§ **What you should do**
Copy the data precisely, keeping every character.

§ **Supplied material**

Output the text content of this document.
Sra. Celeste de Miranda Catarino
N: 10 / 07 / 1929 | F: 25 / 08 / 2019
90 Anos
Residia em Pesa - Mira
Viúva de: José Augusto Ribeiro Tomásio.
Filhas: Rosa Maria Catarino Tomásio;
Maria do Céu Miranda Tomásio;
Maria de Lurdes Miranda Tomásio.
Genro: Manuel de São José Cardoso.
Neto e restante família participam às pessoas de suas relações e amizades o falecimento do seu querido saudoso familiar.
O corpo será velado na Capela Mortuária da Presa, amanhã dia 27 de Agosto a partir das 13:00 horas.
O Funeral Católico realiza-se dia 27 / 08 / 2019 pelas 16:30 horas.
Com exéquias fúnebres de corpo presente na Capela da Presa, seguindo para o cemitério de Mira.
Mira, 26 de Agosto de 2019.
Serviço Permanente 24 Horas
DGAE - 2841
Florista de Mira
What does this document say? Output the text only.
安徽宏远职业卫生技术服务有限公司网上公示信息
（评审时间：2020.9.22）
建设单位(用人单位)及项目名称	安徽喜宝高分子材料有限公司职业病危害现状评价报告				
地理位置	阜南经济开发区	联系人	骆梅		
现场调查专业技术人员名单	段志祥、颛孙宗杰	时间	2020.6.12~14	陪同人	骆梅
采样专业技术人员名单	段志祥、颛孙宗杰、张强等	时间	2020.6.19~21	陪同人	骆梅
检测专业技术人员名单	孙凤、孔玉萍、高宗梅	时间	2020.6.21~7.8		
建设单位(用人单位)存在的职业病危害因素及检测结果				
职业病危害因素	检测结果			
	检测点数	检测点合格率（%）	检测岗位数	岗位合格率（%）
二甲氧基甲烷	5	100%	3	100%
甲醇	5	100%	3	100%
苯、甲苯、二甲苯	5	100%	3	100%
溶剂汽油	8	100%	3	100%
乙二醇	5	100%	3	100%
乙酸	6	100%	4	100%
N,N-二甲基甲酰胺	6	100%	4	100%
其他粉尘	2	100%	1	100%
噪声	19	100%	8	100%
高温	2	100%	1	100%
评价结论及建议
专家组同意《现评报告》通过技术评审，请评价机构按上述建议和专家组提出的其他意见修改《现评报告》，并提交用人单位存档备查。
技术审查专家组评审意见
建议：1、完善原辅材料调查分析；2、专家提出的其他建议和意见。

§ **Task output**
Output the text content of this document.
Sra. Celeste de Miranda Catarino
N: 10 / 07 / 1929 | F: 25 / 08 / 2019
90 Anos
Residia em Pesa - Mira
Viúva de: José Augusto Ribeiro Tomásio.
Filhas: Rosa Maria Catarino Tomásio;
Maria do Céu Miranda Tomásio;
Maria de Lurdes Miranda Tomásio.
Genro: Manuel de São José Cardoso.
Neto e restante família participam às pessoas de suas relações e amizades o falecimento do seu querido saudoso familiar.
O corpo será velado na Capela Mortuária da Presa, amanhã dia 27 de Agosto a partir das 13:00 horas.
O Funeral Católico realiza-se dia 27 / 08 / 2019 pelas 16:30 horas.
Com exéquias fúnebres de corpo presente na Capela da Presa, seguindo para o cemitério de Mira.
Mira, 26 de Agosto de 2019.
Serviço Permanente 24 Horas
DGAE - 2841
Florista de Mira
What does this document say? Output the text only.
安徽宏远职业卫生技术服务有限公司网上公示信息
（评审时间：2020.9.22）
建设单位(用人单位)及项目名称	安徽喜宝高分子材料有限公司职业病危害现状评价报告				
地理位置	阜南经济开发区	联系人	骆梅		
现场调查专业技术人员名单	段志祥、颛孙宗杰	时间	2020.6.12~14	陪同人	骆梅
采样专业技术人员名单	段志祥、颛孙宗杰、张强等	时间	2020.6.19~21	陪同人	骆梅
检测专业技术人员名单	孙凤、孔玉萍、高宗梅	时间	2020.6.21~7.8		
建设单位(用人单位)存在的职业病危害因素及检测结果				
职业病危害因素	检测结果			
	检测点数	检测点合格率（%）	检测岗位数	岗位合格率（%）
二甲氧基甲烷	5	100%	3	100%
甲醇	5	100%	3	100%
苯、甲苯、二甲苯	5	100%	3	100%
溶剂汽油	8	100%	3	100%
乙二醇	5	100%	3	100%
乙酸	6	100%	4	100%
N,N-二甲基甲酰胺	6	100%	4	100%
其他粉尘	2	100%	1	100%
噪声	19	100%	8	100%
高温	2	100%	1	100%
评价结论及建议
专家组同意《现评报告》通过技术评审，请评价机构按上述建议和专家组提出的其他意见修改《现评报告》，并提交用人单位存档备查。
技术审查专家组评审意见
建议：1、完善原辅材料调查分析；2、专家提出的其他建议和意见。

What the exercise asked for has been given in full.